### Given instruction
In the entries below, find the lines with the word "type" and copy them.
** START OF Entries shown **
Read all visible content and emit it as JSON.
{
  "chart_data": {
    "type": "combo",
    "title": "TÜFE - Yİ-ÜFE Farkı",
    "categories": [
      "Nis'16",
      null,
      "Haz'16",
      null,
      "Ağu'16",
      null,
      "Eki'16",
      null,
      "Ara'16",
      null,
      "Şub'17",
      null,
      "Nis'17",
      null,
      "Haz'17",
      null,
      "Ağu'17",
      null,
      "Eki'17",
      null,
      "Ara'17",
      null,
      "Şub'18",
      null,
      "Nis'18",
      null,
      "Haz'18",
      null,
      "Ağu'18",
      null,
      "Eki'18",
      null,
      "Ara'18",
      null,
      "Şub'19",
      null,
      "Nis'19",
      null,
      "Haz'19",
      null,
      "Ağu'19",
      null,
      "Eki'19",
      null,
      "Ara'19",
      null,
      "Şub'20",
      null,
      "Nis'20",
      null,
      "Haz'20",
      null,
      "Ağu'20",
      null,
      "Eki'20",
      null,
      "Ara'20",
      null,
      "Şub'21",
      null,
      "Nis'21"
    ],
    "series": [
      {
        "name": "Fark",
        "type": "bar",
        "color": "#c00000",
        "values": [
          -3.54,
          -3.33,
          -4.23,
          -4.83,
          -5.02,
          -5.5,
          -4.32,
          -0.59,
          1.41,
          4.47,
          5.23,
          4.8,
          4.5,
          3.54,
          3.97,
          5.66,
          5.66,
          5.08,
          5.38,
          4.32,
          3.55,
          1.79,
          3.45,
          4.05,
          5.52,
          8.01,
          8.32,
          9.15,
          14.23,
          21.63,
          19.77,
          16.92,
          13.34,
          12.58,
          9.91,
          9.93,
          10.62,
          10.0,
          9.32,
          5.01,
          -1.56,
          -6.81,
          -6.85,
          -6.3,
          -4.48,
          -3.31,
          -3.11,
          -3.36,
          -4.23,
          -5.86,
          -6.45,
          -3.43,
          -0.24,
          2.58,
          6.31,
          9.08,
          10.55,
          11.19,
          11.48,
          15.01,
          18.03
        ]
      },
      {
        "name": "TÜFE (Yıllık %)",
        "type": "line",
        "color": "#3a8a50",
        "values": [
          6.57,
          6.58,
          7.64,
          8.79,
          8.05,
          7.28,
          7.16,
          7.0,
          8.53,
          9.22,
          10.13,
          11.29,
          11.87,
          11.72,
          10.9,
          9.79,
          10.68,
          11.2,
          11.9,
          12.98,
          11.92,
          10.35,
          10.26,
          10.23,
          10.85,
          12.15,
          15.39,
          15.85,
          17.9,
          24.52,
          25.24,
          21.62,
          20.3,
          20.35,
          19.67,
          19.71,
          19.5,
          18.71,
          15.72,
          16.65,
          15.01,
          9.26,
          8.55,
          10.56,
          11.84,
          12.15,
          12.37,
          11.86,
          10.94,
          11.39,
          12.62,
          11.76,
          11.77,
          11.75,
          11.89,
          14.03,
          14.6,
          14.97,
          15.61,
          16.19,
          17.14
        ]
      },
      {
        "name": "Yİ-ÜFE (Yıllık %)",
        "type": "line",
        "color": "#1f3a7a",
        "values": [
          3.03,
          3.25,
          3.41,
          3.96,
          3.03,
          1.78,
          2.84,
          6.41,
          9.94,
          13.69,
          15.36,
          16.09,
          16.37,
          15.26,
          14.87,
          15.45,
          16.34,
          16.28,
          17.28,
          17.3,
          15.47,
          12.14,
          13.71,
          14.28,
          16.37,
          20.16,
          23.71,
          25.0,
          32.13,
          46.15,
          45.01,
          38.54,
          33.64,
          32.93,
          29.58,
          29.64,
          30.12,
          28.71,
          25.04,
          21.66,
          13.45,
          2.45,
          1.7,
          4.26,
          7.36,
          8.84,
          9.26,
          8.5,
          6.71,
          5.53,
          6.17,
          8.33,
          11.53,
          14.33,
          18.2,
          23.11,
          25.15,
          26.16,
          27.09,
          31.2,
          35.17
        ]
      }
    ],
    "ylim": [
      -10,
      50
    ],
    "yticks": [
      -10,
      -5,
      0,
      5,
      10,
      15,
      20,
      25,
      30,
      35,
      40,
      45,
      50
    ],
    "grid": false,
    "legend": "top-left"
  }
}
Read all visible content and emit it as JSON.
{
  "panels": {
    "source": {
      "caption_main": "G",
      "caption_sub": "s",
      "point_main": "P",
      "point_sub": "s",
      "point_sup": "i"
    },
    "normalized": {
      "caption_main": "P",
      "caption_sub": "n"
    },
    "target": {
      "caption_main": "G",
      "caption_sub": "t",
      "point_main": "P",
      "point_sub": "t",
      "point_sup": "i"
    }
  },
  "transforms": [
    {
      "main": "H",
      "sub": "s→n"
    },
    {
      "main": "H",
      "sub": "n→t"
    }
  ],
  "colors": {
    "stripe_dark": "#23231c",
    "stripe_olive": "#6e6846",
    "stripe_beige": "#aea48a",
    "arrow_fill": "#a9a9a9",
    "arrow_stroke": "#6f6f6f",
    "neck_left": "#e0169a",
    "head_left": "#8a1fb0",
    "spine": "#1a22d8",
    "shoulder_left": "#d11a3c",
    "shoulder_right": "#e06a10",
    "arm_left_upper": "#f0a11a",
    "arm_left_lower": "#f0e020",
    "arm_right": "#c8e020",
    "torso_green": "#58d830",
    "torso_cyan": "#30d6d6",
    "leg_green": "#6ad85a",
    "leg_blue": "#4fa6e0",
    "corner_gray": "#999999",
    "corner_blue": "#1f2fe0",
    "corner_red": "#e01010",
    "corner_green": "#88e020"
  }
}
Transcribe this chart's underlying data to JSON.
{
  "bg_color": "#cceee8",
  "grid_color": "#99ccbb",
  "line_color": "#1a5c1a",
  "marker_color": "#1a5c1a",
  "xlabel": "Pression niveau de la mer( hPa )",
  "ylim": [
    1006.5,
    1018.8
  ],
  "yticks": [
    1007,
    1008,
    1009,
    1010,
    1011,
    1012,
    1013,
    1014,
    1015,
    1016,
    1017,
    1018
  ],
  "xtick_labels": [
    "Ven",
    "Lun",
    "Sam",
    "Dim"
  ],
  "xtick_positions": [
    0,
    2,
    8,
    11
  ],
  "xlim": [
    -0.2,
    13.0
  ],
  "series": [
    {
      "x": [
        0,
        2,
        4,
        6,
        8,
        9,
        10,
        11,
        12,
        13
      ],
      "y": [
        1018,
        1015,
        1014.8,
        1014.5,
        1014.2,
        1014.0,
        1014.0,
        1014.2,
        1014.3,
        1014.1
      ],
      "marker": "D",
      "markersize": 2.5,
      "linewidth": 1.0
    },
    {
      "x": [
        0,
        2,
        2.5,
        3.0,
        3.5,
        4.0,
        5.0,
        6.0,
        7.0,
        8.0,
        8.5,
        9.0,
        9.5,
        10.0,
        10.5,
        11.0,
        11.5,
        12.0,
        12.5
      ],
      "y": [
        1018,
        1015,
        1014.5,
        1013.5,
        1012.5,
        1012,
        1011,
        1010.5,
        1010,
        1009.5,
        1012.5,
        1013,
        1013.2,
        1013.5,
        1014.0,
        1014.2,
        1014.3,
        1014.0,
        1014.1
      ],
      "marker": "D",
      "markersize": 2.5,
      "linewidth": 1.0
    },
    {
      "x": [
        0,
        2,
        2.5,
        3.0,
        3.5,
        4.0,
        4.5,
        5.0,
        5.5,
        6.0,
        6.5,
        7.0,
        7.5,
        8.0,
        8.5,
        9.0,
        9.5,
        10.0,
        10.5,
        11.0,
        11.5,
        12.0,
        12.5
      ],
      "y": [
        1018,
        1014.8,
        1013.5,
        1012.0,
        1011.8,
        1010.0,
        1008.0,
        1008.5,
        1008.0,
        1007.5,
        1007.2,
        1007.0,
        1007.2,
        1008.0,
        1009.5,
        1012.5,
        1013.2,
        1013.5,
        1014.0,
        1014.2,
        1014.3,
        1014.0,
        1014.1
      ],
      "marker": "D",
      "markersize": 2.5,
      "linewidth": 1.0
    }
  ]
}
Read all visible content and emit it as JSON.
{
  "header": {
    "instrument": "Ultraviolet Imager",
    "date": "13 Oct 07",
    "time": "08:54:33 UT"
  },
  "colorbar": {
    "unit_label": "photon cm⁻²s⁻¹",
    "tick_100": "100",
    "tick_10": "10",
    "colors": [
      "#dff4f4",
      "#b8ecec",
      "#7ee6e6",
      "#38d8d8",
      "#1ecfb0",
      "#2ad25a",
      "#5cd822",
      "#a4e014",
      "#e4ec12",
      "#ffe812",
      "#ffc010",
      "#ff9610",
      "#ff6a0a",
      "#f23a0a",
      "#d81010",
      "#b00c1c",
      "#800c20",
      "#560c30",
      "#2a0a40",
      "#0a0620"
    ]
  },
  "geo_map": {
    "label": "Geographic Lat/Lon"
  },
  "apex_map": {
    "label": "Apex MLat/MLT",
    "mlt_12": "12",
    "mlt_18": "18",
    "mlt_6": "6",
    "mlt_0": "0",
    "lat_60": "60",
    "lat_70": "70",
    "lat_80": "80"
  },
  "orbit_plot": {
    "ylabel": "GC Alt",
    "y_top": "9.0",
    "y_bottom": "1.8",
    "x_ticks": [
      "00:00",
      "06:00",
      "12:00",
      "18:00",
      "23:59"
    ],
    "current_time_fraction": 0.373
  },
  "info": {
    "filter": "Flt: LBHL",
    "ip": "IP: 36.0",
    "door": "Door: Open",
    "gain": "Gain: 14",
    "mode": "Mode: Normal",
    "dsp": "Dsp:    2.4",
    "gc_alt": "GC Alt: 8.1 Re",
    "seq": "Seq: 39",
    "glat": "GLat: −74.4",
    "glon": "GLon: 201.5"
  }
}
** END OF Entries shown **
### Task result
    "type": "combo",
        "type": "bar",
        "type": "line",
        "type": "line",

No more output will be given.